-- TASKS TO PERFORM --
1) Decide whether each statement agrees with the book announcement: (a) the book can be downloaded free in PDF format; (b) the book is the seventh volume in the Gandharan Buddhist Texts series; (c) textual parallels to the Gāndhārī text have been found in other known Buddhist texts. For each, answer yes or no and quote the words of the announcement that decide it.
2) Rewrite the book announcement's passage starting with "Further information can" and going on through "Washington Press website).", swapping "hardcopy" for "print".

-- READING TEXT --
********************

Congratulations. I am sure I speak for many when I say I have been looking 
forward to this.
J

Joseph Walser
Department of Religion
Tufts University
Medford, MA 02155

________________________________
From: INDOLOGY <[email protected]> on behalf of Collett Cox 
via INDOLOGY <[email protected]>
Sent: Saturday, March 29, 2025 1:53:44 PM
To: [email protected] <[email protected]>
Subject: [External] [INDOLOGY] NEW BOOK: Collett Cox, A Gāndhārī Abhidharma 
Text: British Library Kharoṣṭhī Fragment 28

Dear Colleagues,

I am pleased to announce the publication of my contribution to the Gandharan 
Buddhist Text series:

Collett Cox with Andrew Glass. 2025. A Gāndhārī Abhidharma Text: British 
Library Kharoṣṭhī Fragment 28. Gandharan Buddhist Texts, Volume 8. Seattle: 
University of Washington Press. 594 pages, 8.5 × 11 in, 13 black-and-white 
illustrations, 10 color plates. ISBN: 9780295753843.

Further information can be found on the University of Washington Press website: 
https://uwapress.uw.edu/book/9780295753843/a-gandhari-abhidharma-text/. The 
book can be purchased as hardcopy or can be freely downloaded in PDF format 
(https://doi.org/10.6069/9780295754185, or under “Links” on the University of 
Washington Press website).

Collett Cox



Details:  A Gāndhārī Abhidharma Text: British Library Kharoṣṭhī Fragment 28, by 
Collett Cox with Andrew Glass

This eighth volume in the Gandharan Buddhist Texts (GBT) series presents an 
early Indian Buddhist manuscript in the Gāndhārī language and Kharoṣṭhī script, 
which records the surviving portion of a polemical scholastic text criticizing 
the views of several opponents who maintain the existence of past and future 
factors. The text first examines the position of one or more unnamed opponents 
who defend the existence of past and future factors in relation to the causal 
dynamics of action. Next, it offers a detailed presentation of the proposition 
“everything exists” attributed to a Sarvāstivādin opponent, followed by a 
point-by-point criticism. Since no textual parallels have been identified in 
other known Buddhist texts, this Gāndhārī text preserves important evidence for 
the development of early Indian Buddhist doctrine and scholastic practice.

********************

-- DATA SEGMENT --

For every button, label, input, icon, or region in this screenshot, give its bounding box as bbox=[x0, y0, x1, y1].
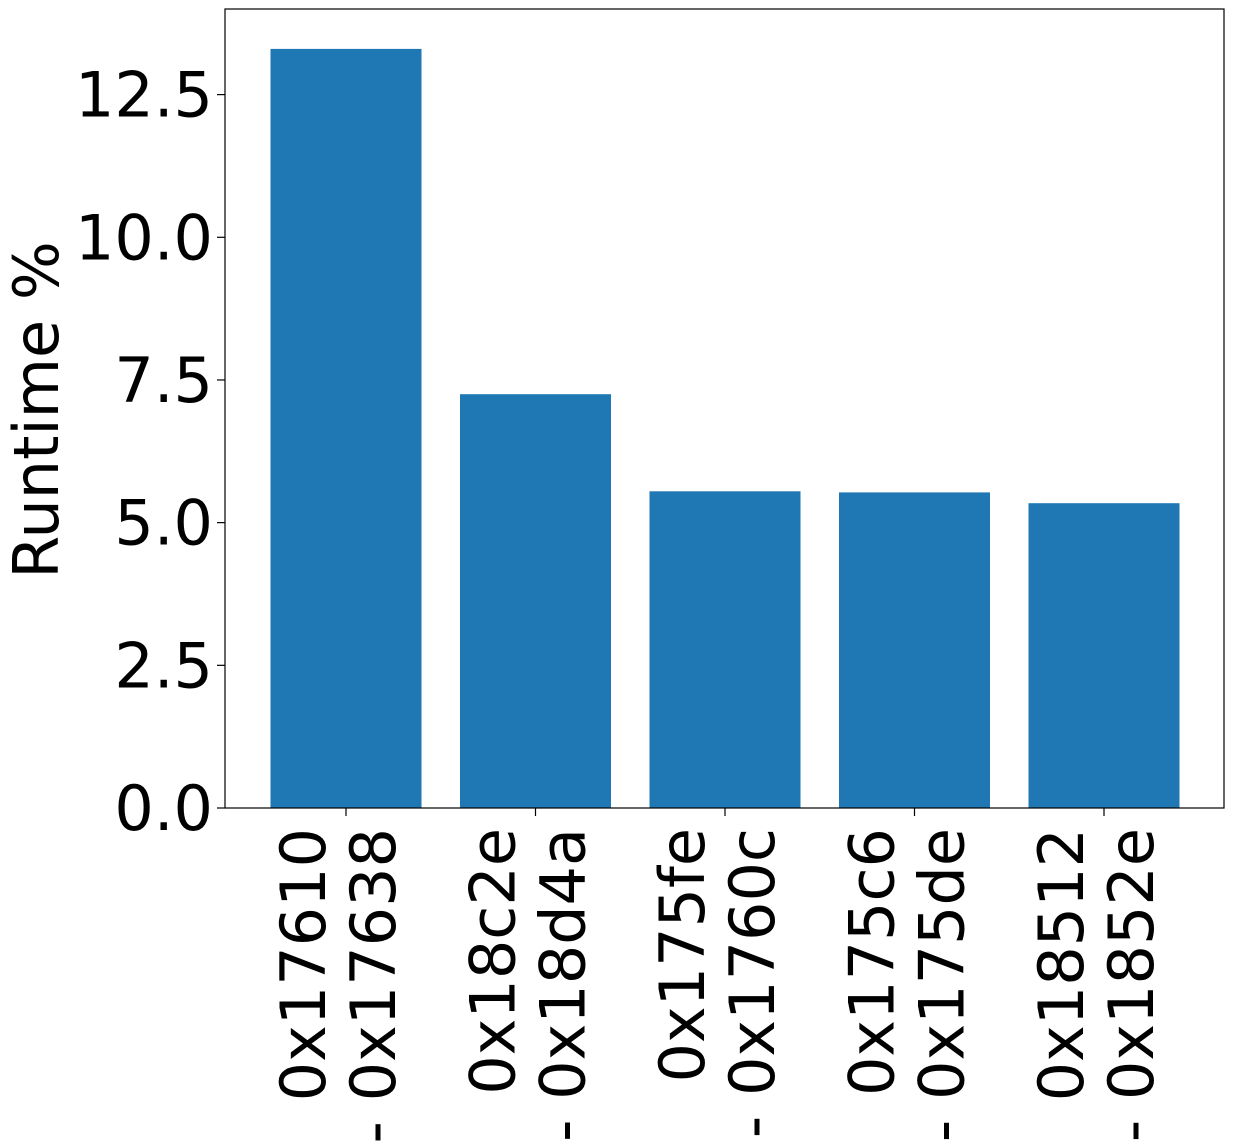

********************

-- RESPONSES BY TASK --
1)
(a) Yes: "can be freely downloaded in PDF format"
(b) No: "This eighth volume in the Gandharan Buddhist Texts (GBT) series"
(c) No: "no textual parallels have been identified in other known Buddhist texts"

2)
Further information can be found on the University of Washington Press website: 
https://uwapress.uw.edu/book/9780295753843/a-gandhari-abhidharma-text/. The 
book can be purchased as print or can be freely downloaded in PDF format 
(https://doi.org/10.6069/9780295754185, or under “Links” on the University of 
Washington Press website).